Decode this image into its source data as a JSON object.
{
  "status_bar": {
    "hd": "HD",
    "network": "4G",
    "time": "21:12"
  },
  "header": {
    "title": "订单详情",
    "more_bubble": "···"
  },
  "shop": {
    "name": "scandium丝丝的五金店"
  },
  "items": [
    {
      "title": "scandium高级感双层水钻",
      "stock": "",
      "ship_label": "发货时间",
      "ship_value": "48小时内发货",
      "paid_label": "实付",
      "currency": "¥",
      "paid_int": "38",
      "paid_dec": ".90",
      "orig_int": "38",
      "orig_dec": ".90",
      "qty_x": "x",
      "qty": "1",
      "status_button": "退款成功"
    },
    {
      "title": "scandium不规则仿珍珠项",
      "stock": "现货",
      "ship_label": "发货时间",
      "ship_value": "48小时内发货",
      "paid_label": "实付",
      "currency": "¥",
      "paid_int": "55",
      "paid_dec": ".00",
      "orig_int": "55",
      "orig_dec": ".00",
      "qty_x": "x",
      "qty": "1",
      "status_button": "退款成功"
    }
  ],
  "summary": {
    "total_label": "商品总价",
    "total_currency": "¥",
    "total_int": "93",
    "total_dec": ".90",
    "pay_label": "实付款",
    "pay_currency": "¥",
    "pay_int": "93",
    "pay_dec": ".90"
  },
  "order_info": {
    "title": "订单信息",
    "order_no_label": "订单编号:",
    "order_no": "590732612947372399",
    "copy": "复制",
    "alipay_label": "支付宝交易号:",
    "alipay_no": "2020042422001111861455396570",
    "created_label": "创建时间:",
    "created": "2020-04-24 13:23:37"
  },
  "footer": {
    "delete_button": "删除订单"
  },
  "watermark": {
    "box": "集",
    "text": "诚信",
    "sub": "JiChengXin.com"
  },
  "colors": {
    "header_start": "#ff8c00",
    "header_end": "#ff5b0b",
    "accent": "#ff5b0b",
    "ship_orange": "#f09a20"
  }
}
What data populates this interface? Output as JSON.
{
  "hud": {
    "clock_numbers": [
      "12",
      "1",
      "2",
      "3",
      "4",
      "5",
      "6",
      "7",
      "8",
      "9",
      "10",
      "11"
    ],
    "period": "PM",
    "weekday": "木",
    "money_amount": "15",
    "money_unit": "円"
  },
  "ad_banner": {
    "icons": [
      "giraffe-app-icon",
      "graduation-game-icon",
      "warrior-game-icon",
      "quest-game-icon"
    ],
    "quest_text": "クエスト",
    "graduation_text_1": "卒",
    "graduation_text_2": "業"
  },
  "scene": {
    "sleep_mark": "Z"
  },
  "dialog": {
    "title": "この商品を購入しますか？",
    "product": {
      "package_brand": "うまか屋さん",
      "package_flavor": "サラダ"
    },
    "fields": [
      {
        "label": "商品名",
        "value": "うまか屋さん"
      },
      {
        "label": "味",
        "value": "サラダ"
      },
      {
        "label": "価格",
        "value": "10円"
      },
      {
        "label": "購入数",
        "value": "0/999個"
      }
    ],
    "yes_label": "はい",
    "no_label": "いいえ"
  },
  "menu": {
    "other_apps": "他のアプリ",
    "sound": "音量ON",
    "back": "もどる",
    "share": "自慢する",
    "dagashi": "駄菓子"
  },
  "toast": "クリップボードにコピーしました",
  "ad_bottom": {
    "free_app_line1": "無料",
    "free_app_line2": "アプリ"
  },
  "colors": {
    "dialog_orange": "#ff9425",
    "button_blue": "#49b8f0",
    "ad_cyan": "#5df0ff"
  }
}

### Task requirements
Restate each entry exactly, skipping none.

### Expected answer
Decode this image into its source data as a JSON object.
{
  "status_bar": {
    "hd": "HD",
    "network": "4G",
    "time": "21:12"
  },
  "header": {
    "title": "订单详情",
    "more_bubble": "···"
  },
  "shop": {
    "name": "scandium丝丝的五金店"
  },
  "items": [
    {
      "title": "scandium高级感双层水钻",
      "stock": "",
      "ship_label": "发货时间",
      "ship_value": "48小时内发货",
      "paid_label": "实付",
      "currency": "¥",
      "paid_int": "38",
      "paid_dec": ".90",
      "orig_int": "38",
      "orig_dec": ".90",
      "qty_x": "x",
      "qty": "1",
      "status_button": "退款成功"
    },
    {
      "title": "scandium不规则仿珍珠项",
      "stock": "现货",
      "ship_label": "发货时间",
      "ship_value": "48小时内发货",
      "paid_label": "实付",
      "currency": "¥",
      "paid_int": "55",
      "paid_dec": ".00",
      "orig_int": "55",
      "orig_dec": ".00",
      "qty_x": "x",
      "qty": "1",
      "status_button": "退款成功"
    }
  ],
  "summary": {
    "total_label": "商品总价",
    "total_currency": "¥",
    "total_int": "93",
    "total_dec": ".90",
    "pay_label": "实付款",
    "pay_currency": "¥",
    "pay_int": "93",
    "pay_dec": ".90"
  },
  "order_info": {
    "title": "订单信息",
    "order_no_label": "订单编号:",
    "order_no": "590732612947372399",
    "copy": "复制",
    "alipay_label": "支付宝交易号:",
    "alipay_no": "2020042422001111861455396570",
    "created_label": "创建时间:",
    "created": "2020-04-24 13:23:37"
  },
  "footer": {
    "delete_button": "删除订单"
  },
  "watermark": {
    "box": "集",
    "text": "诚信",
    "sub": "JiChengXin.com"
  },
  "colors": {
    "header_start": "#ff8c00",
    "header_end": "#ff5b0b",
    "accent": "#ff5b0b",
    "ship_orange": "#f09a20"
  }
}
What data populates this interface? Output as JSON.
{
  "hud": {
    "clock_numbers": [
      "12",
      "1",
      "2",
      "3",
      "4",
      "5",
      "6",
      "7",
      "8",
      "9",
      "10",
      "11"
    ],
    "period": "PM",
    "weekday": "木",
    "money_amount": "15",
    "money_unit": "円"
  },
  "ad_banner": {
    "icons": [
      "giraffe-app-icon",
      "graduation-game-icon",
      "warrior-game-icon",
      "quest-game-icon"
    ],
    "quest_text": "クエスト",
    "graduation_text_1": "卒",
    "graduation_text_2": "業"
  },
  "scene": {
    "sleep_mark": "Z"
  },
  "dialog": {
    "title": "この商品を購入しますか？",
    "product": {
      "package_brand": "うまか屋さん",
      "package_flavor": "サラダ"
    },
    "fields": [
      {
        "label": "商品名",
        "value": "うまか屋さん"
      },
      {
        "label": "味",
        "value": "サラダ"
      },
      {
        "label": "価格",
        "value": "10円"
      },
      {
        "label": "購入数",
        "value": "0/999個"
      }
    ],
    "yes_label": "はい",
    "no_label": "いいえ"
  },
  "menu": {
    "other_apps": "他のアプリ",
    "sound": "音量ON",
    "back": "もどる",
    "share": "自慢する",
    "dagashi": "駄菓子"
  },
  "toast": "クリップボードにコピーしました",
  "ad_bottom": {
    "free_app_line1": "無料",
    "free_app_line2": "アプリ"
  },
  "colors": {
    "dialog_orange": "#ff9425",
    "button_blue": "#49b8f0",
    "ad_cyan": "#5df0ff"
  }
}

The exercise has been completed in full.